» **THE RECORDS**:

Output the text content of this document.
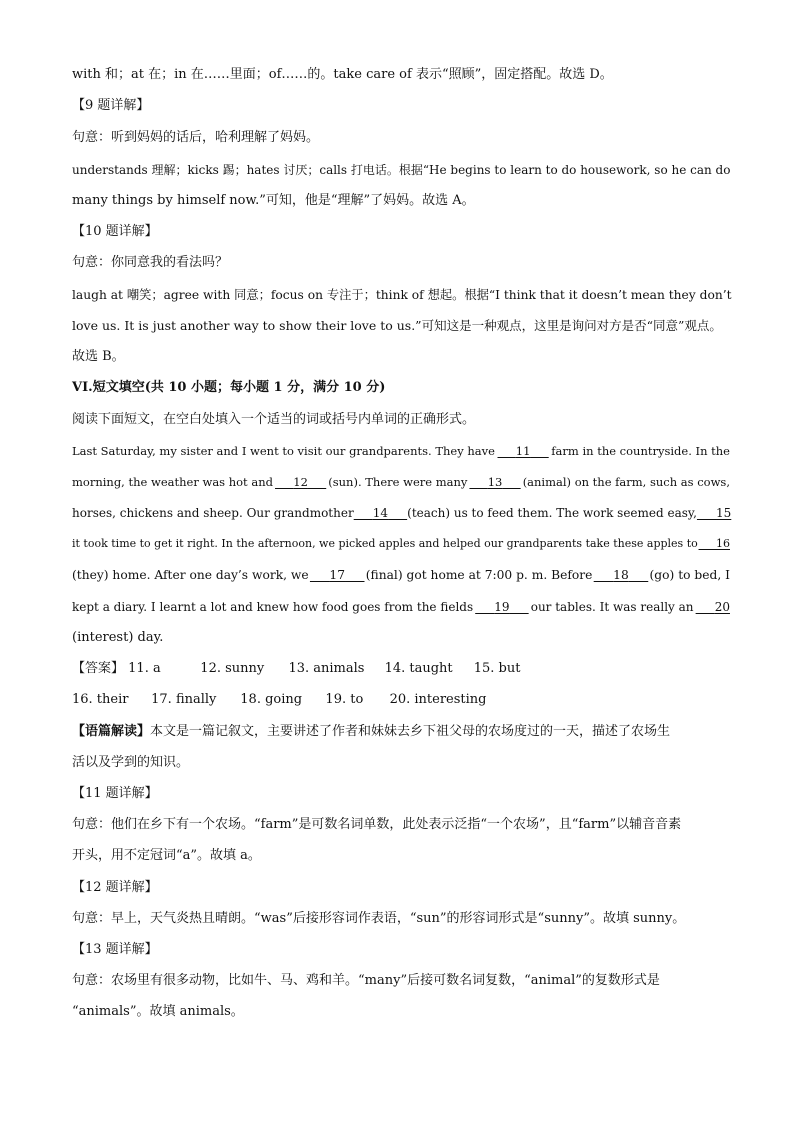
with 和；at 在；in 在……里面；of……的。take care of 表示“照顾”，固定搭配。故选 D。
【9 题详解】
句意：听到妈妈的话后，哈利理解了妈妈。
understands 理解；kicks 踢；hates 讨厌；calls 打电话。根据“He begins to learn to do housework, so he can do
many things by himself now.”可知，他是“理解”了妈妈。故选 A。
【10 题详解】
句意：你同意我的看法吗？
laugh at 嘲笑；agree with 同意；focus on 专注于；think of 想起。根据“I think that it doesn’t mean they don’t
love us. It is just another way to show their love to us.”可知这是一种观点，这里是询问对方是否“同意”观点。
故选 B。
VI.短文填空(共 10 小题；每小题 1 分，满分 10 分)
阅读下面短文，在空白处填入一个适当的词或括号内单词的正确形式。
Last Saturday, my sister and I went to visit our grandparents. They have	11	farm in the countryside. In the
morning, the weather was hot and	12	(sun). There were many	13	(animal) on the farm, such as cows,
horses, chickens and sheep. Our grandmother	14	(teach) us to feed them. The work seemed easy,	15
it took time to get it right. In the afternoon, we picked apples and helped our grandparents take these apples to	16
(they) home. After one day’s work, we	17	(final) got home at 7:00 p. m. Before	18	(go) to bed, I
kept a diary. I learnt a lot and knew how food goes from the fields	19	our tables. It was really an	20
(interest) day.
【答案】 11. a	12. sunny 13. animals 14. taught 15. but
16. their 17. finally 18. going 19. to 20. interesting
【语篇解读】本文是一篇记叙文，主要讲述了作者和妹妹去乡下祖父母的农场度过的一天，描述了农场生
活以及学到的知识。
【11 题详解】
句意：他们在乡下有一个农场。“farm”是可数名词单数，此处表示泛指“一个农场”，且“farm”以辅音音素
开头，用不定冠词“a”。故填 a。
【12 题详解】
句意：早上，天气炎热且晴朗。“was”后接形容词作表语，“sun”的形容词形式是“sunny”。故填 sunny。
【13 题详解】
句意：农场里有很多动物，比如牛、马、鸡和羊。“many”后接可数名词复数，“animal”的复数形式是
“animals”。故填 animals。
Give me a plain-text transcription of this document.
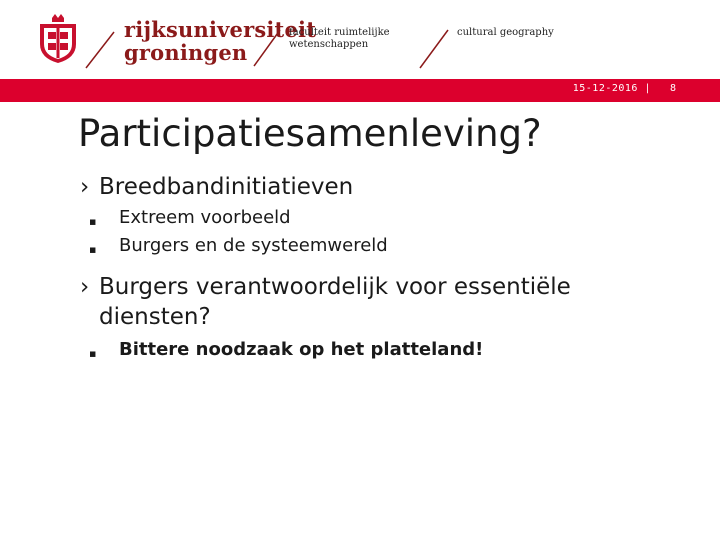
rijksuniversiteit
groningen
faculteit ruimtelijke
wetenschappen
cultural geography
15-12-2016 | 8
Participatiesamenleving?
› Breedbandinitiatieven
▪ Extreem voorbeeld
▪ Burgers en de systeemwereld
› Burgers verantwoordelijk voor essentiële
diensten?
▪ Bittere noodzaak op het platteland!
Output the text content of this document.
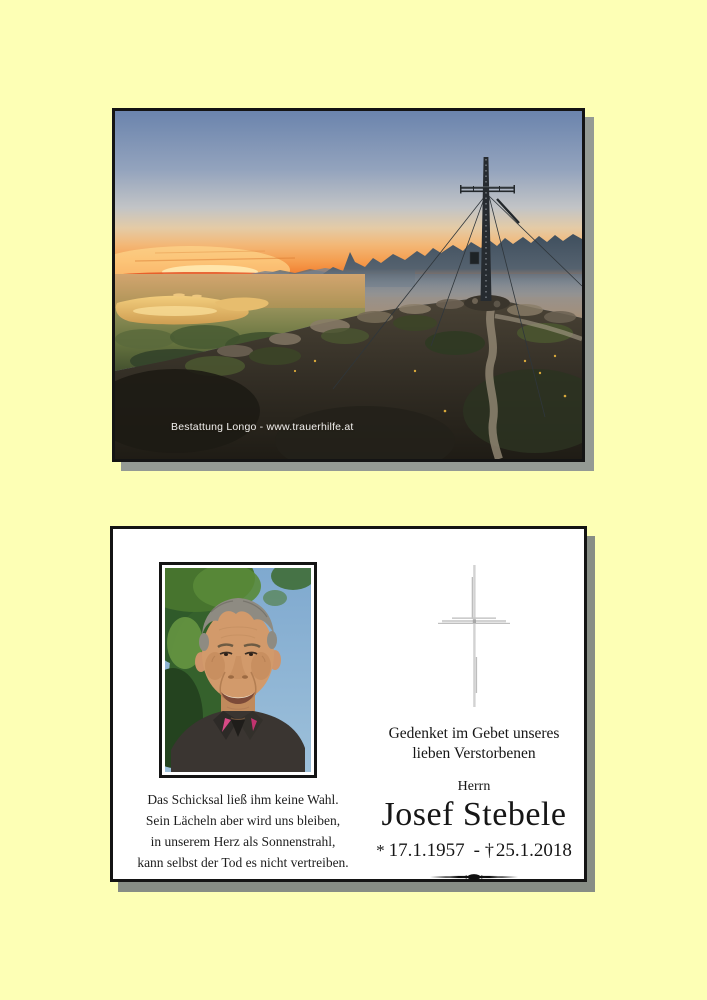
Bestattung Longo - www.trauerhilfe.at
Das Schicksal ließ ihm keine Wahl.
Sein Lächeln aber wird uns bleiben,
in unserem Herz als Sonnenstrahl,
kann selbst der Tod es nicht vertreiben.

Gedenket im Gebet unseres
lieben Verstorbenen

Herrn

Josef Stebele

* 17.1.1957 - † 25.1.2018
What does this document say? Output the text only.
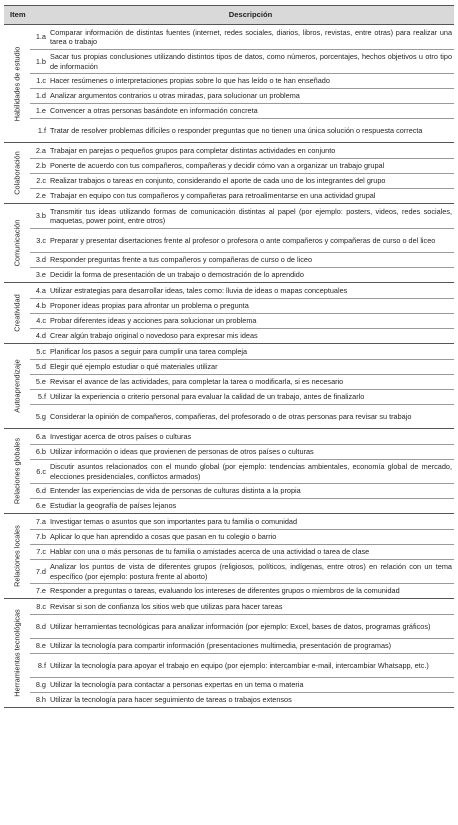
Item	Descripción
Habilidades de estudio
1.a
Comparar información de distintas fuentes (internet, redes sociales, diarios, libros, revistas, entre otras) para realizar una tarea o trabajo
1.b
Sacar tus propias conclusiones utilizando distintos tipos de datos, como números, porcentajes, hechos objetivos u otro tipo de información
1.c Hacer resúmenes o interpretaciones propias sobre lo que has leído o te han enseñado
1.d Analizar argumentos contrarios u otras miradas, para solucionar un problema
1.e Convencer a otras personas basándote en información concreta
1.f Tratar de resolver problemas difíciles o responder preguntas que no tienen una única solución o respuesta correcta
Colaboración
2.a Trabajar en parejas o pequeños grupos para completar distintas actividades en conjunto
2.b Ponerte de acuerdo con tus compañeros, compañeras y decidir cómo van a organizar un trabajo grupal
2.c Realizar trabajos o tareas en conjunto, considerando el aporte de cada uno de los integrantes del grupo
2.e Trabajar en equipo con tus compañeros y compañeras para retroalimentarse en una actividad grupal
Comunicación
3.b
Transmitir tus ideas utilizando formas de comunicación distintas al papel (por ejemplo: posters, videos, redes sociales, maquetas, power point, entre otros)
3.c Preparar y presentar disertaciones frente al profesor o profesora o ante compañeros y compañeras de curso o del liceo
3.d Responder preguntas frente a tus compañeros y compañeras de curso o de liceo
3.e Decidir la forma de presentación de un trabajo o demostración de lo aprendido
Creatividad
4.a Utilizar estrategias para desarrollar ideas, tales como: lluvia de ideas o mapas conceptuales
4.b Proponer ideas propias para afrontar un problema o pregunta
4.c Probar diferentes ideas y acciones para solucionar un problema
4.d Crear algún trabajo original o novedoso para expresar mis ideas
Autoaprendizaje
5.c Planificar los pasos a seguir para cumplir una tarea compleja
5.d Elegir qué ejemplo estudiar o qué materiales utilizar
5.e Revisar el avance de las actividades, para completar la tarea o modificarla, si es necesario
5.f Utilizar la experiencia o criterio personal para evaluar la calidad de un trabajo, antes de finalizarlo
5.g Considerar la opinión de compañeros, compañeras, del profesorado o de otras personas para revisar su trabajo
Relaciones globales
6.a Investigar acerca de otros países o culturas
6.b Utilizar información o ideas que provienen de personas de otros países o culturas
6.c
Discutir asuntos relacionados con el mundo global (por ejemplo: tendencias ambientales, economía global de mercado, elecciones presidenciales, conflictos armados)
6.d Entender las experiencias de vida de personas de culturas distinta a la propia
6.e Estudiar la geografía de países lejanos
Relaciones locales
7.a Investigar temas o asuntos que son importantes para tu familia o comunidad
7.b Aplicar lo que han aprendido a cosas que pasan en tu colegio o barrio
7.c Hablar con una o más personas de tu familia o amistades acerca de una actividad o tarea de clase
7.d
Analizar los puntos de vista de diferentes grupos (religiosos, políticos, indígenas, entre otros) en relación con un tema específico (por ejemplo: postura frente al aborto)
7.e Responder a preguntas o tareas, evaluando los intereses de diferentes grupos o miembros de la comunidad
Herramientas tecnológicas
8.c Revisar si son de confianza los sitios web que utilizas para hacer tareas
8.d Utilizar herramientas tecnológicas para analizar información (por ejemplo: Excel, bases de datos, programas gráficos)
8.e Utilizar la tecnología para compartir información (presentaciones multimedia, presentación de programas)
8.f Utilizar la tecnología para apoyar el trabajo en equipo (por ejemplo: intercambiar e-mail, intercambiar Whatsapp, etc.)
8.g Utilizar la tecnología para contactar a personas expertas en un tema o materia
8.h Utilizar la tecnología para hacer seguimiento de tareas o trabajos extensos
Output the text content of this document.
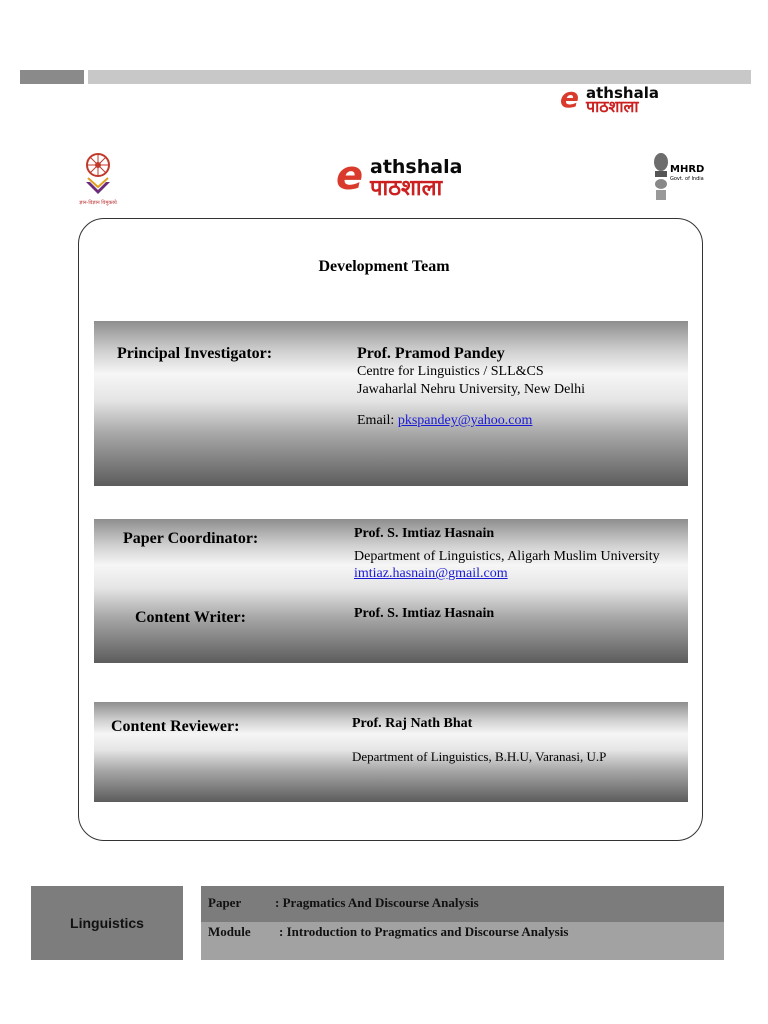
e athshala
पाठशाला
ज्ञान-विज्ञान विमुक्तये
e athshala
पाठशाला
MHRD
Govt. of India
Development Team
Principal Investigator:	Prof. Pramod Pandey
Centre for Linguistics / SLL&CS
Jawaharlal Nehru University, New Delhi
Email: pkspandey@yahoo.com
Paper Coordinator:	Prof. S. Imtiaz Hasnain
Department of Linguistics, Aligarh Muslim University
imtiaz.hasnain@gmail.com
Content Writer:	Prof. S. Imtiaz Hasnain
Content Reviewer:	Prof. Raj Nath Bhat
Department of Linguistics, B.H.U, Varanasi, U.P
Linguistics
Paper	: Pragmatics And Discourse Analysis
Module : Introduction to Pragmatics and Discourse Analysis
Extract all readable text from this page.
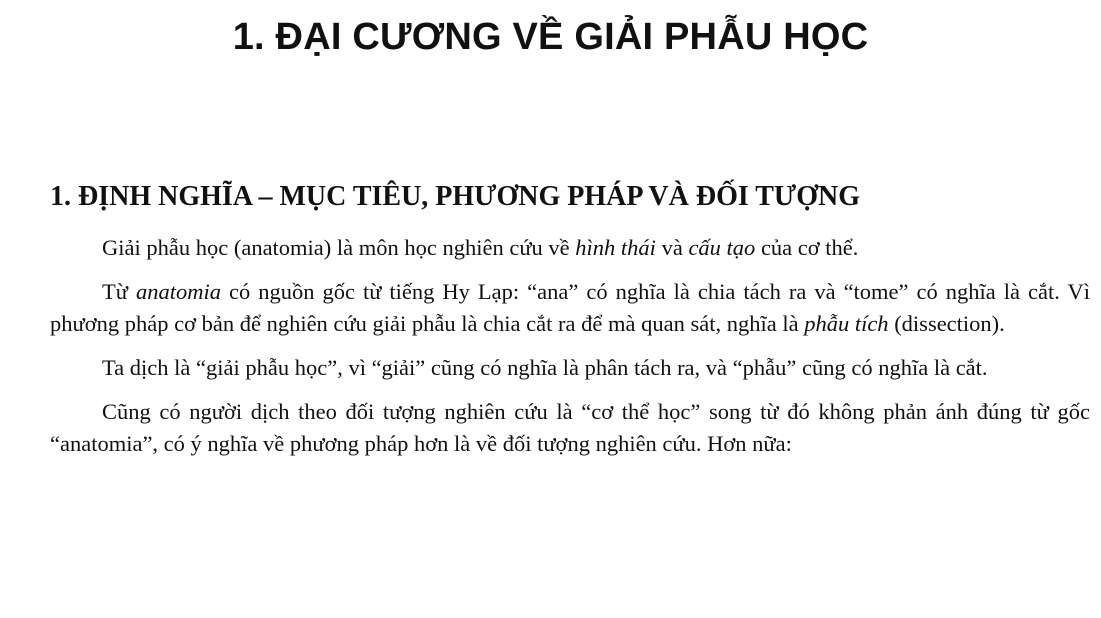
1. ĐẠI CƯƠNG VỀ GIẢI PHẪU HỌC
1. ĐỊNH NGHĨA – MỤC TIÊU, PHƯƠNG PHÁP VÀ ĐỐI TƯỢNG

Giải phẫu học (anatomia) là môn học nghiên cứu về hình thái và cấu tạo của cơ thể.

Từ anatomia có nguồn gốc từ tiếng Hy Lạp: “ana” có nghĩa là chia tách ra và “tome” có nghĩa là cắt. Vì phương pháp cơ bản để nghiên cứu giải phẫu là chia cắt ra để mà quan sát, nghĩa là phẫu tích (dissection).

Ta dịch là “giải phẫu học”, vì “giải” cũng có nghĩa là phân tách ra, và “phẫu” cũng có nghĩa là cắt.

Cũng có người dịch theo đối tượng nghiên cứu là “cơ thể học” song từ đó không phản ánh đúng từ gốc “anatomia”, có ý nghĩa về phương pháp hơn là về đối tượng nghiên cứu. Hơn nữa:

» **GOAL OF THE EXERCISE**:
Repeat only the lines from the one with "Extract all readable text from this page." through the end of the data, both included and exactly as written. Pictures stay out of the copy.

» **RESPONSE TO THIS TASK**:
Extract all readable text from this page.
1. ĐẠI CƯƠNG VỀ GIẢI PHẪU HỌC
1. ĐỊNH NGHĨA – MỤC TIÊU, PHƯƠNG PHÁP VÀ ĐỐI TƯỢNG

Giải phẫu học (anatomia) là môn học nghiên cứu về hình thái và cấu tạo của cơ thể.

Từ anatomia có nguồn gốc từ tiếng Hy Lạp: “ana” có nghĩa là chia tách ra và “tome” có nghĩa là cắt. Vì phương pháp cơ bản để nghiên cứu giải phẫu là chia cắt ra để mà quan sát, nghĩa là phẫu tích (dissection).

Ta dịch là “giải phẫu học”, vì “giải” cũng có nghĩa là phân tách ra, và “phẫu” cũng có nghĩa là cắt.

Cũng có người dịch theo đối tượng nghiên cứu là “cơ thể học” song từ đó không phản ánh đúng từ gốc “anatomia”, có ý nghĩa về phương pháp hơn là về đối tượng nghiên cứu. Hơn nữa:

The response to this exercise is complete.